| Task material |
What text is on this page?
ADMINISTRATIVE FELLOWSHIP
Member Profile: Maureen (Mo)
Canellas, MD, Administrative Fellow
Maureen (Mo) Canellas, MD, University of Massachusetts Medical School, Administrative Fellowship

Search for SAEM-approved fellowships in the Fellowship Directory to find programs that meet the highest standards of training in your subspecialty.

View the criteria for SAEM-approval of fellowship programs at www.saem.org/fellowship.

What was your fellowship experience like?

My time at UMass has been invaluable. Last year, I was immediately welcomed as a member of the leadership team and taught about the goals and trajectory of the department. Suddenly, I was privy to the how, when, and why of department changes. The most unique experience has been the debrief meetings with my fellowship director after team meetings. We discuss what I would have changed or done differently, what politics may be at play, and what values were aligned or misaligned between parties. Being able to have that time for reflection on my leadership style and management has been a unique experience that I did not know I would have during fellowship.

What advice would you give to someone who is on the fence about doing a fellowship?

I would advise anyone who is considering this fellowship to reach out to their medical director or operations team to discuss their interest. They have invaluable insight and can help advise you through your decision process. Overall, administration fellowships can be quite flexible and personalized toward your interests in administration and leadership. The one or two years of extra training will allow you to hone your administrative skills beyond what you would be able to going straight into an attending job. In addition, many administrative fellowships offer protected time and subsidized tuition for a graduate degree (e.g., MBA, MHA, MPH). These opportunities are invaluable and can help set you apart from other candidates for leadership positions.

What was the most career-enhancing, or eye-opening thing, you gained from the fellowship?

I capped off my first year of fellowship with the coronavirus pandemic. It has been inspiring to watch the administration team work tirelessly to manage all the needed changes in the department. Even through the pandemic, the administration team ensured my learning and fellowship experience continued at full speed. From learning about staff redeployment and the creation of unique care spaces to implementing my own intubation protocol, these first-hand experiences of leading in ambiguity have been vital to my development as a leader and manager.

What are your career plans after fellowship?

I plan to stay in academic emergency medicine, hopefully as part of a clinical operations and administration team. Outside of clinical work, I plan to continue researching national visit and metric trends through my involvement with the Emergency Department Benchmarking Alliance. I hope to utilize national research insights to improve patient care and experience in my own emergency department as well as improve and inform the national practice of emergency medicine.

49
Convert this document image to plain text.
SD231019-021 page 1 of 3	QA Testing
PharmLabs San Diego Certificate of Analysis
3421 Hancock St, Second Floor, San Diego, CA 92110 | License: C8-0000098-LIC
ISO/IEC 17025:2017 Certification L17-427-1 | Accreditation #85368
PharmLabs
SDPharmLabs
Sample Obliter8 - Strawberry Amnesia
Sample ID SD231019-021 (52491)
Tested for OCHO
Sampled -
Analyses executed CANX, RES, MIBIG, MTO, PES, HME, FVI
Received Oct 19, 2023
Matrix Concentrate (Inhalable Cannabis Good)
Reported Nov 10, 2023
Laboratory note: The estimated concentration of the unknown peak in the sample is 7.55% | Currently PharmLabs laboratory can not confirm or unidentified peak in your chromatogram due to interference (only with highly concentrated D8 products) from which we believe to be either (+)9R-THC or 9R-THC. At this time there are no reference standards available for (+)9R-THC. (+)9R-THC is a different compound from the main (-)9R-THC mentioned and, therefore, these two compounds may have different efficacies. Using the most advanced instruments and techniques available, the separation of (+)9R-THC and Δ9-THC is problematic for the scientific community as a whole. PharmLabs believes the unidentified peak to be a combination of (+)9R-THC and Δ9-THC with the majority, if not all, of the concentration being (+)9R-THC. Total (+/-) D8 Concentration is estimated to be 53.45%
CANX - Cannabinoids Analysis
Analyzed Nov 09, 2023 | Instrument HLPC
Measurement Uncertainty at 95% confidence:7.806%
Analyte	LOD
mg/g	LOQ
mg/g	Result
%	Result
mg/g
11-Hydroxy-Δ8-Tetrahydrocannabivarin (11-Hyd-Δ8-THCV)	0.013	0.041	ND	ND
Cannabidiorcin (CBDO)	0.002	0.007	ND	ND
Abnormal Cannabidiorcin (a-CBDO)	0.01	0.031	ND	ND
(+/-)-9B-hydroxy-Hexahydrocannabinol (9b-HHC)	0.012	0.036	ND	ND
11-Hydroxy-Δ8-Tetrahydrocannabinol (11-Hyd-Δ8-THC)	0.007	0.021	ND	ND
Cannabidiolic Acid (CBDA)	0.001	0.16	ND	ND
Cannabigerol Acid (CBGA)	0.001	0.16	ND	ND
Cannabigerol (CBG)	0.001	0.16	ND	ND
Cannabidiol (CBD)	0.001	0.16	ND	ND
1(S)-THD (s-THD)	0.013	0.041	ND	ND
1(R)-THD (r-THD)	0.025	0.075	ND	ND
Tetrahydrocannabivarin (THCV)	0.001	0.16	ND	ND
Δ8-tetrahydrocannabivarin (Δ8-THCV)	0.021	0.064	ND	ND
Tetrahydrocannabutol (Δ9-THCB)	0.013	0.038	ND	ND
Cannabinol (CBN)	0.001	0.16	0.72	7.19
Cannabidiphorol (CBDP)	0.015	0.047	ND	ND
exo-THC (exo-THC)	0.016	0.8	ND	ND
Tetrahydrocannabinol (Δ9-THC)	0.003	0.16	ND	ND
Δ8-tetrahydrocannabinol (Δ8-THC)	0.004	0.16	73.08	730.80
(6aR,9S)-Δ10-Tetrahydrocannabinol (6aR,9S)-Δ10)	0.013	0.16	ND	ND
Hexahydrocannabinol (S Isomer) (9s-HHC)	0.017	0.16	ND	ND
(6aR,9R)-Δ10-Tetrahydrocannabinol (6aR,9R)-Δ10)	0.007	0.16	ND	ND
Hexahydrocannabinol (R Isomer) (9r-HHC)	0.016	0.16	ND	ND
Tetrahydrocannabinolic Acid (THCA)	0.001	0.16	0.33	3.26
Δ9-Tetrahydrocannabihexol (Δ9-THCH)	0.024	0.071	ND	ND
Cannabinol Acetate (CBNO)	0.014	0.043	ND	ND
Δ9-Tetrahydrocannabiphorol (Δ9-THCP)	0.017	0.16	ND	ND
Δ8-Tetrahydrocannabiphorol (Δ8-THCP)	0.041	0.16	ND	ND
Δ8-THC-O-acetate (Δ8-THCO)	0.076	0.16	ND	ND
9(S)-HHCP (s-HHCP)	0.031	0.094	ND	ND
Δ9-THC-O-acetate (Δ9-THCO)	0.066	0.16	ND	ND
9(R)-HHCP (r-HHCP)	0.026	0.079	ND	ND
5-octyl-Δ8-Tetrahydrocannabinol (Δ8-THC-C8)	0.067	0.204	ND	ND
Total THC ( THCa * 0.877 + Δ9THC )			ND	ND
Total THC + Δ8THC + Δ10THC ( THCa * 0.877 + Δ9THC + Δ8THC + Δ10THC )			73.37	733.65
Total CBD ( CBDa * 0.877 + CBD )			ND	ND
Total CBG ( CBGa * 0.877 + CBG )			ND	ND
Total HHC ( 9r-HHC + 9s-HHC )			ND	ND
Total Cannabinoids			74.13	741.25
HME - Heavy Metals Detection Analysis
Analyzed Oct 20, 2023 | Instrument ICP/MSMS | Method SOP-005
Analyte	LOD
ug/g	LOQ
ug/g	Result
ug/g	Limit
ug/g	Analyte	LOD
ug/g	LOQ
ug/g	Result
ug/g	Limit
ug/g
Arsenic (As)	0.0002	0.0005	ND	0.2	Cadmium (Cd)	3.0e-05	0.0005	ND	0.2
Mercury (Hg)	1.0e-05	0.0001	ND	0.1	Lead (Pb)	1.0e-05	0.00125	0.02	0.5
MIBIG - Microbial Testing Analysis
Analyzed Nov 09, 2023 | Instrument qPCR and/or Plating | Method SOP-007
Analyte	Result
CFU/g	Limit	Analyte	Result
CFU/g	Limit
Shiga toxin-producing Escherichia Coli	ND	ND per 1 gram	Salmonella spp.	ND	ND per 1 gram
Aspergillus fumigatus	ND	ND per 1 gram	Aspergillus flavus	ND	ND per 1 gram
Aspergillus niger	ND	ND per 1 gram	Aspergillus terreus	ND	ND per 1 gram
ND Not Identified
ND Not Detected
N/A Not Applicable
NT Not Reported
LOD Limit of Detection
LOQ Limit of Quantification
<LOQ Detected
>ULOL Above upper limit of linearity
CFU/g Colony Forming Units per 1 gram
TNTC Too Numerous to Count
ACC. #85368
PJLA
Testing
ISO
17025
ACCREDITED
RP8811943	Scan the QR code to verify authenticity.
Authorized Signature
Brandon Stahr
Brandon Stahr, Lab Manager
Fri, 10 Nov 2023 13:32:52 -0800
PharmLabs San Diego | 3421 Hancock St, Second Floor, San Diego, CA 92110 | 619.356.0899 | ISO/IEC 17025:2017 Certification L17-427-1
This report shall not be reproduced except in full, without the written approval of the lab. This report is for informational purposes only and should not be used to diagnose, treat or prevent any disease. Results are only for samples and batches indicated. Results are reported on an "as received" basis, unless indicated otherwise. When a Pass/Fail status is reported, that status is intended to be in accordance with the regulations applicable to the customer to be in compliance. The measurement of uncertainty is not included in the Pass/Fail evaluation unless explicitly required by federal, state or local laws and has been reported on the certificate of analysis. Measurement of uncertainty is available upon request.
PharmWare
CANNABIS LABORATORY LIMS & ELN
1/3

| Required action |
A complete answer lists each line of the data that holds the word "programs".

| Reply |
Search for SAEM-approved fellowships in the Fellowship Directory to find programs that meet the highest standards of training in your subspecialty.
View the criteria for SAEM-approval of fellowship programs at www.saem.org/fellowship.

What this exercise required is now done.